■ **Exercise**
Scan each line of the records for the word "Frederick" and extract the ones that have it.

** START OF Data for the task **

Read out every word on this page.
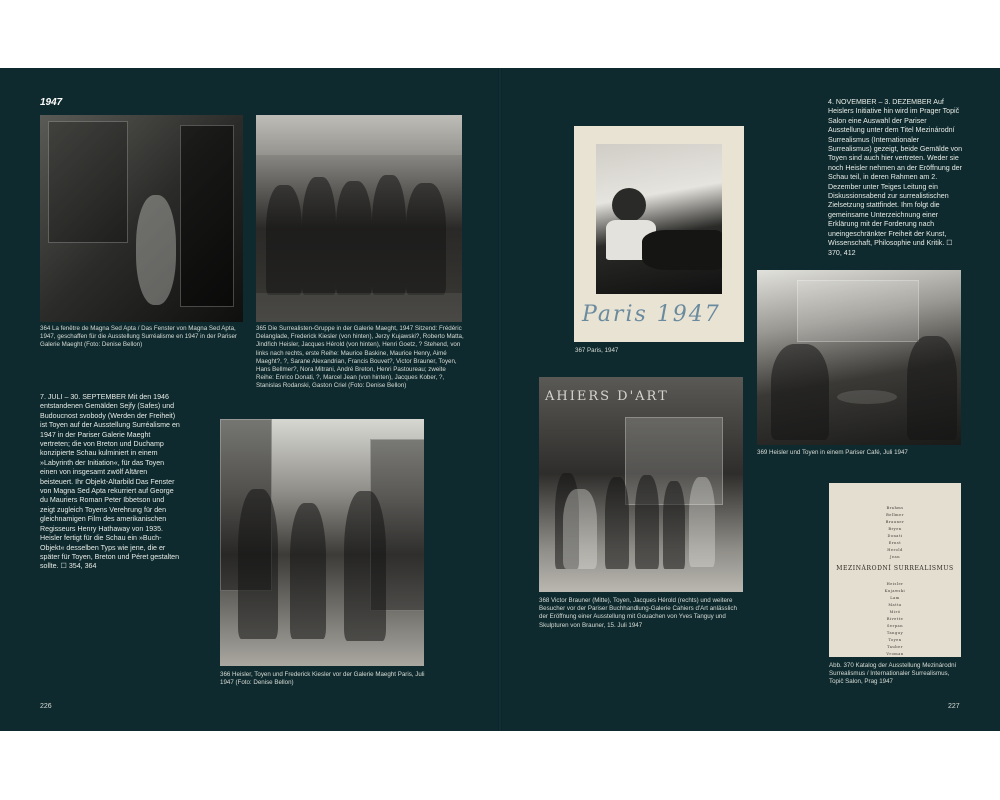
1947
364 La fenêtre de Magna Sed Apta / Das Fenster von Magna Sed Apta, 1947, geschaffen für die Ausstellung Surréalisme en 1947 in der Pariser Galerie Maeght (Foto: Denise Bellon)
365 Die Surrealisten-Gruppe in der Galerie Maeght, 1947 Sitzend: Frédéric Delanglade, Frederick Kiesler (von hinten), Jerzy Kujawski?, Roberto Matta, Jindřich Heisler, Jacques Hérold (von hinten), Henri Goetz, ? Stehend, von links nach rechts, erste Reihe: Maurice Baskine, Maurice Henry, Aimé Maeght?, ?, Sarane Alexandrian, Francis Bouvet?, Victor Brauner, Toyen, Hans Bellmer?, Nora Mitrani, André Breton, Henri Pastoureau; zweite Reihe: Enrico Donati, ?, Marcel Jean (von hinten), Jacques Kober, ?, Stanislas Rodanski, Gaston Criel (Foto: Denise Bellon)
7. JULI – 30. SEPTEMBER Mit den 1946 entstandenen Gemälden Sejfy (Safes) und Budoucnost svobody (Werden der Freiheit) ist Toyen auf der Ausstellung Surréalisme en 1947 in der Pariser Galerie Maeght vertreten; die von Breton und Duchamp konzipierte Schau kulminiert in einem »Labyrinth der Initiation«, für das Toyen einen von insgesamt zwölf Altären beisteuert. Ihr Objekt-Altarbild Das Fenster von Magna Sed Apta rekurriert auf George du Mauriers Roman Peter Ibbetson und zeigt zugleich Toyens Verehrung für den gleichnamigen Film des amerikanischen Regisseurs Henry Hathaway von 1935. Heisler fertigt für die Schau ein »Buch-Objekt« desselben Typs wie jene, die er später für Toyen, Breton und Péret gestalten sollte. ☐ 354, 364
366 Heisler, Toyen und Frederick Kiesler vor der Galerie Maeght Paris, Juli 1947 (Foto: Denise Bellon)
226
Paris 1947
367 Paris, 1947
4. NOVEMBER – 3. DEZEMBER Auf Heislers Initiative hin wird im Prager Topič Salon eine Auswahl der Pariser Ausstellung unter dem Titel Mezinárodní Surrealismus (Internationaler Surrealismus) gezeigt, beide Gemälde von Toyen sind auch hier vertreten. Weder sie noch Heisler nehmen an der Eröffnung der Schau teil, in deren Rahmen am 2. Dezember unter Teiges Leitung ein Diskussionsabend zur surrealistischen Zielsetzung stattfindet. Ihm folgt die gemeinsame Unterzeichnung einer Erklärung mit der Forderung nach uneingeschränkter Freiheit der Kunst, Wissenschaft, Philosophie und Kritik. ☐ 370, 412
369 Heisler und Toyen in einem Pariser Café, Juli 1947
AHIERS D'ART
368 Victor Brauner (Mitte), Toyen, Jacques Hérold (rechts) und weitere Besucher vor der Pariser Buchhandlung-Galerie Cahiers d'Art anlässlich der Eröffnung einer Ausstellung mit Gouachen von Yves Tanguy und Skulpturen von Brauner, 15. Juli 1947
Brahms
Bellmer
Brauner
Bryen
Donati
Ernst
Herold
Jean
MEZINÁRODNÍ SURREALISMUS
Heisler
Kujawski
Lam
Matta
Miró
Rivette
Serpan
Tanguy
Toyen
Tauber
Vroman
Abb. 370 Katalog der Ausstellung Mezinárodní Surrealismus / Internationaler Surrealismus, Topič Salon, Prag 1947
227
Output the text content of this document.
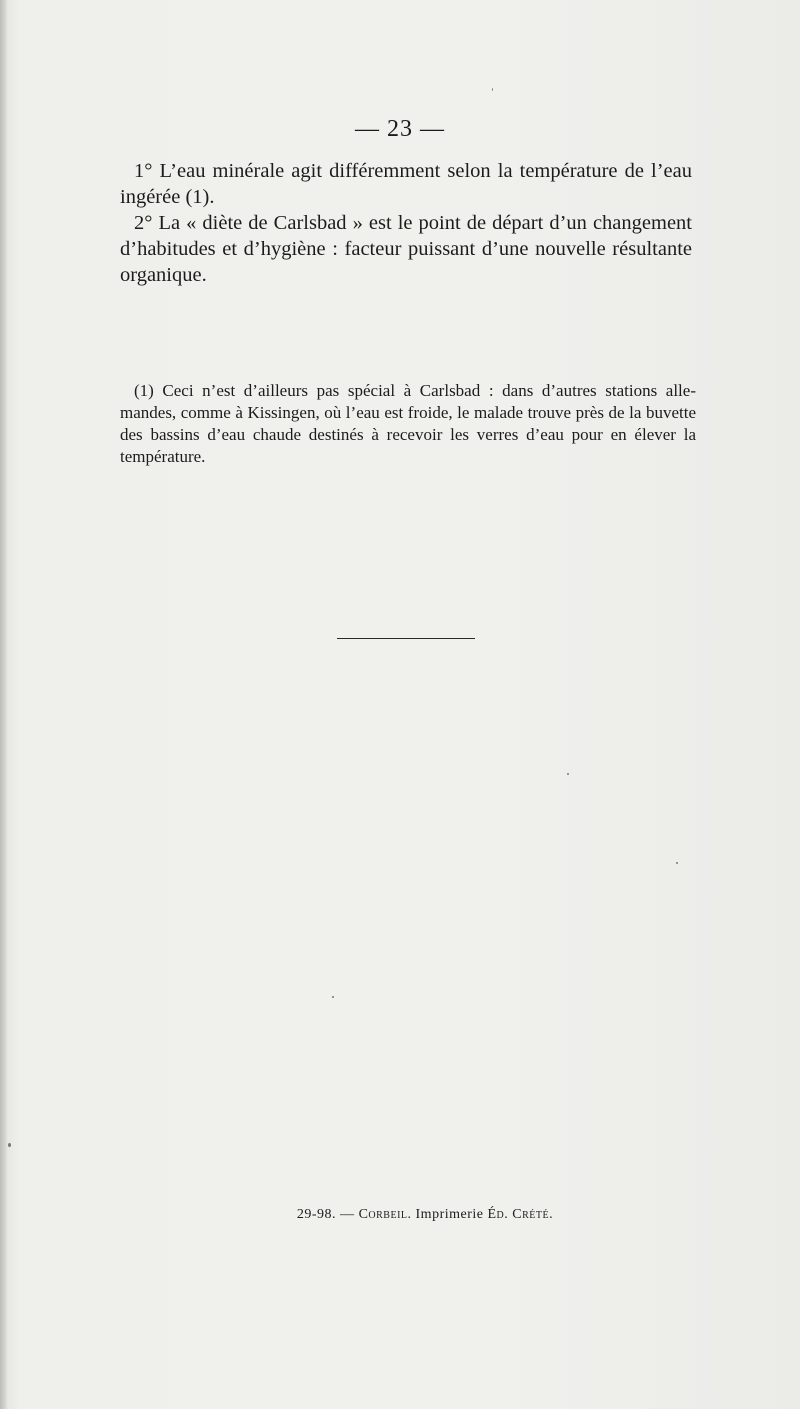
— 23 —

1° L’eau minérale agit différemment selon la température de l’eau ingérée (1).

2° La « diète de Carlsbad » est le point de départ d’un changement d’habitudes et d’hygiène : facteur puissant d’une nouvelle résultante organique.

(1) Ceci n’est d’ailleurs pas spécial à Carlsbad : dans d’autres stations alle-mandes, comme à Kissingen, où l’eau est froide, le malade trouve près de la buvette des bassins d’eau chaude destinés à recevoir les verres d’eau pour en élever la température.

29-98. — Corbeil. Imprimerie Éd. Crété.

** END OF Data for the task **

■ **Task answer**
365 Die Surrealisten-Gruppe in der Galerie Maeght, 1947 Sitzend: Frédéric Delanglade, Frederick Kiesler (von hinten), Jerzy Kujawski?, Roberto Matta, Jindřich Heisler, Jacques Hérold (von hinten), Henri Goetz, ? Stehend, von links nach rechts, erste Reihe: Maurice Baskine, Maurice Henry, Aimé Maeght?, ?, Sarane Alexandrian, Francis Bouvet?, Victor Brauner, Toyen, Hans Bellmer?, Nora Mitrani, André Breton, Henri Pastoureau; zweite Reihe: Enrico Donati, ?, Marcel Jean (von hinten), Jacques Kober, ?, Stanislas Rodanski, Gaston Criel (Foto: Denise Bellon)
366 Heisler, Toyen und Frederick Kiesler vor der Galerie Maeght Paris, Juli 1947 (Foto: Denise Bellon)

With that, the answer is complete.